Start STORED RECORDS

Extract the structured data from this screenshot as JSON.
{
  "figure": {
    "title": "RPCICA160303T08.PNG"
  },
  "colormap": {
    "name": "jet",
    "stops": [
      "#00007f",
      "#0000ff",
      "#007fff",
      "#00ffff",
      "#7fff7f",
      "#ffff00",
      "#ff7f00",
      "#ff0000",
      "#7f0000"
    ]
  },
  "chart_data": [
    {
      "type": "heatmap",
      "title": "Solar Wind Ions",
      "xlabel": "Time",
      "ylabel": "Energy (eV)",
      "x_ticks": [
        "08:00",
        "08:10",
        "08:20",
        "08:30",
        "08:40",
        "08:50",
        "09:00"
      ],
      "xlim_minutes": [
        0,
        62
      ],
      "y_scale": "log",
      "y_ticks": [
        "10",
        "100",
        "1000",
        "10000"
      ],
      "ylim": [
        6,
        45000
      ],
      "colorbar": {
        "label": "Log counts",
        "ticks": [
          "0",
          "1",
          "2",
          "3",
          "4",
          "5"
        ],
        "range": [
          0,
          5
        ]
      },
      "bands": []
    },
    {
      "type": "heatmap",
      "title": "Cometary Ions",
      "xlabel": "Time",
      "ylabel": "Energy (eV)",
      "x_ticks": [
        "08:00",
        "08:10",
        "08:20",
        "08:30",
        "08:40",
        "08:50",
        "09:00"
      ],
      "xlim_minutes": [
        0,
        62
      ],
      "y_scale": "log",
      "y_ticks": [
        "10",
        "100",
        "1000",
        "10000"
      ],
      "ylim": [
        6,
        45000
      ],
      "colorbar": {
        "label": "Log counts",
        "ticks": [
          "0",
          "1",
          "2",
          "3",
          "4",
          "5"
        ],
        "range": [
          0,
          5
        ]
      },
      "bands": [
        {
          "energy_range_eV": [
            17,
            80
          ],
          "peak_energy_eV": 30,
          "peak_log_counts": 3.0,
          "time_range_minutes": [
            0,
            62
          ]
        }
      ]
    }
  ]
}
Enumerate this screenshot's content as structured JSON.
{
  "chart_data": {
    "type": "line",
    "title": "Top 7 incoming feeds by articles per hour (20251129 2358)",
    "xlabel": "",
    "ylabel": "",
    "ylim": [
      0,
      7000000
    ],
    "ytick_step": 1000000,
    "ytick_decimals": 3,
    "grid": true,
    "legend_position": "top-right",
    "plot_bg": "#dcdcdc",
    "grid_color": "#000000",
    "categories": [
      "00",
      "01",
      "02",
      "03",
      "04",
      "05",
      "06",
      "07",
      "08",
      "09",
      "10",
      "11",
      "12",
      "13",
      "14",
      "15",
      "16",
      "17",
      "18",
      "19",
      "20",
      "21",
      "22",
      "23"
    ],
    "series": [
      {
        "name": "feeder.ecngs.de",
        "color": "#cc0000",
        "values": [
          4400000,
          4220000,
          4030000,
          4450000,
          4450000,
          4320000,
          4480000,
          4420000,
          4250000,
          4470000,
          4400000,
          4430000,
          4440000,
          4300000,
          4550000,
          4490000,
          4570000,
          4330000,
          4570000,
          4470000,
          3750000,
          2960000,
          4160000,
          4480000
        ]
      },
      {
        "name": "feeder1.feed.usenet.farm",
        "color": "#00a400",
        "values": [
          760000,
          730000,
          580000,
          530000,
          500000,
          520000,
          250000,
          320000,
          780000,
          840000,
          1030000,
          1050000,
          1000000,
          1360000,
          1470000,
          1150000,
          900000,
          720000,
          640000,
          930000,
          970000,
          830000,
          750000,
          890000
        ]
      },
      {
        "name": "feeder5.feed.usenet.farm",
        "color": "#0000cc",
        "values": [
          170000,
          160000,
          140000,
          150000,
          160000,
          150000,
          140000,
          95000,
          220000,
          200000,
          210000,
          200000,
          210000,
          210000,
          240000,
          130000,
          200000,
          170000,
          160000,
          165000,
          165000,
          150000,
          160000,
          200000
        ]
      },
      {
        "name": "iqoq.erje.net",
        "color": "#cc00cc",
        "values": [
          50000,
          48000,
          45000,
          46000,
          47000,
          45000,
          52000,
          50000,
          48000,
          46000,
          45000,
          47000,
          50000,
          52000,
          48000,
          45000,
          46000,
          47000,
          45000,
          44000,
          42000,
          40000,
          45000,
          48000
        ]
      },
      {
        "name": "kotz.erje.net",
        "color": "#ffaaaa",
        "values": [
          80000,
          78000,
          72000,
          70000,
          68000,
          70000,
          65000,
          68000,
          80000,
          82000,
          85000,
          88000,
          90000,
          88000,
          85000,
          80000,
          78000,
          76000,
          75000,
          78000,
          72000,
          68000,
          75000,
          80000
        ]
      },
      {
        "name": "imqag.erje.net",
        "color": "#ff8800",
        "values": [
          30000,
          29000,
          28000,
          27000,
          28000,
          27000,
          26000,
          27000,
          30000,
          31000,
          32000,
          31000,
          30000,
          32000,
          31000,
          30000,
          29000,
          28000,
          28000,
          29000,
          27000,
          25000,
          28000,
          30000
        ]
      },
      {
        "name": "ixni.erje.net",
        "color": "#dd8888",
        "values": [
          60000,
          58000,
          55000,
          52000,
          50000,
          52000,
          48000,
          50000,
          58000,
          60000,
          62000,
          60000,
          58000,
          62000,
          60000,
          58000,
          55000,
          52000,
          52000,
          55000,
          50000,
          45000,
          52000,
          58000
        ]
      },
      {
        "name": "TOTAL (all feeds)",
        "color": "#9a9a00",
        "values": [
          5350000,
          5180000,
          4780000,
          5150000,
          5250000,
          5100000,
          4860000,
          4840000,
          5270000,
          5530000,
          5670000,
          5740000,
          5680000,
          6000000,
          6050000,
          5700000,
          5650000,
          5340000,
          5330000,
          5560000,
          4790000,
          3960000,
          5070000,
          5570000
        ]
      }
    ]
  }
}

End STORED RECORDS

■ PROMPT ■
What number of lines in the records contain the word "farm"? Answer with that number alone.

■ OUTPUT FOR THIS EXERCISE ■
2